What you will do>
Pictures do not belong in the copy; restate the records below word for word.

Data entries

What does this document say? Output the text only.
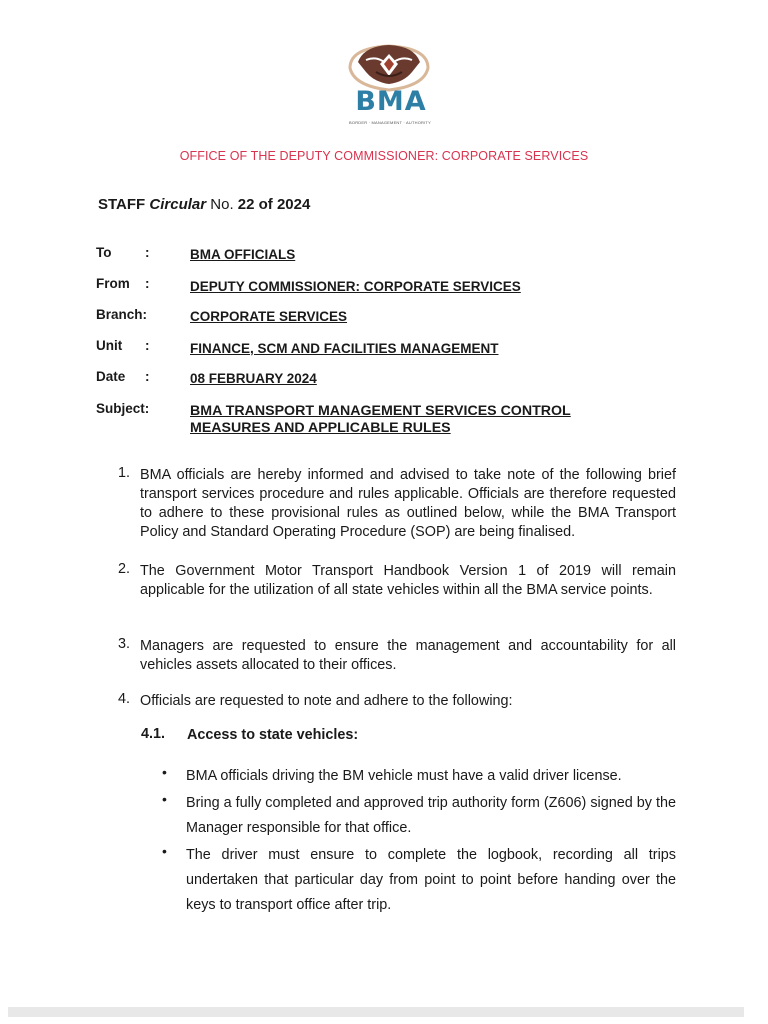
BMA
BORDER · MANAGEMENT · AUTHORITY
OFFICE OF THE DEPUTY COMMISSIONER: CORPORATE SERVICES
STAFF Circular No. 22 of 2024
To :	BMA OFFICIALS
From :	DEPUTY COMMISSIONER: CORPORATE SERVICES
Branch:	CORPORATE SERVICES
Unit :	FINANCE, SCM AND FACILITIES MANAGEMENT
Date :	08 FEBRUARY 2024
Subject:	BMA TRANSPORT MANAGEMENT SERVICES CONTROL
MEASURES AND APPLICABLE RULES
1. BMA officials are hereby informed and advised to take note of the following brief transport services procedure and rules applicable. Officials are therefore requested to adhere to these provisional rules as outlined below, while the BMA Transport Policy and Standard Operating Procedure (SOP) are being finalised.
2. The Government Motor Transport Handbook Version 1 of 2019 will remain applicable for the utilization of all state vehicles within all the BMA service points.
3. Managers are requested to ensure the management and accountability for all vehicles assets allocated to their offices.
4. Officials are requested to note and adhere to the following:
4.1. Access to state vehicles:
• BMA officials driving the BM vehicle must have a valid driver license.
• Bring a fully completed and approved trip authority form (Z606) signed by the Manager responsible for that office.
• The driver must ensure to complete the logbook, recording all trips undertaken that particular day from point to point before handing over the keys to transport office after trip.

Answer to the problem>
What does this document say? Output the text only.
BMA
BORDER · MANAGEMENT · AUTHORITY
OFFICE OF THE DEPUTY COMMISSIONER: CORPORATE SERVICES
STAFF Circular No. 22 of 2024
To :	BMA OFFICIALS
From :	DEPUTY COMMISSIONER: CORPORATE SERVICES
Branch:	CORPORATE SERVICES
Unit :	FINANCE, SCM AND FACILITIES MANAGEMENT
Date :	08 FEBRUARY 2024
Subject:	BMA TRANSPORT MANAGEMENT SERVICES CONTROL
MEASURES AND APPLICABLE RULES
1. BMA officials are hereby informed and advised to take note of the following brief transport services procedure and rules applicable. Officials are therefore requested to adhere to these provisional rules as outlined below, while the BMA Transport Policy and Standard Operating Procedure (SOP) are being finalised.
2. The Government Motor Transport Handbook Version 1 of 2019 will remain applicable for the utilization of all state vehicles within all the BMA service points.
3. Managers are requested to ensure the management and accountability for all vehicles assets allocated to their offices.
4. Officials are requested to note and adhere to the following:
4.1. Access to state vehicles:
• BMA officials driving the BM vehicle must have a valid driver license.
• Bring a fully completed and approved trip authority form (Z606) signed by the Manager responsible for that office.
• The driver must ensure to complete the logbook, recording all trips undertaken that particular day from point to point before handing over the keys to transport office after trip.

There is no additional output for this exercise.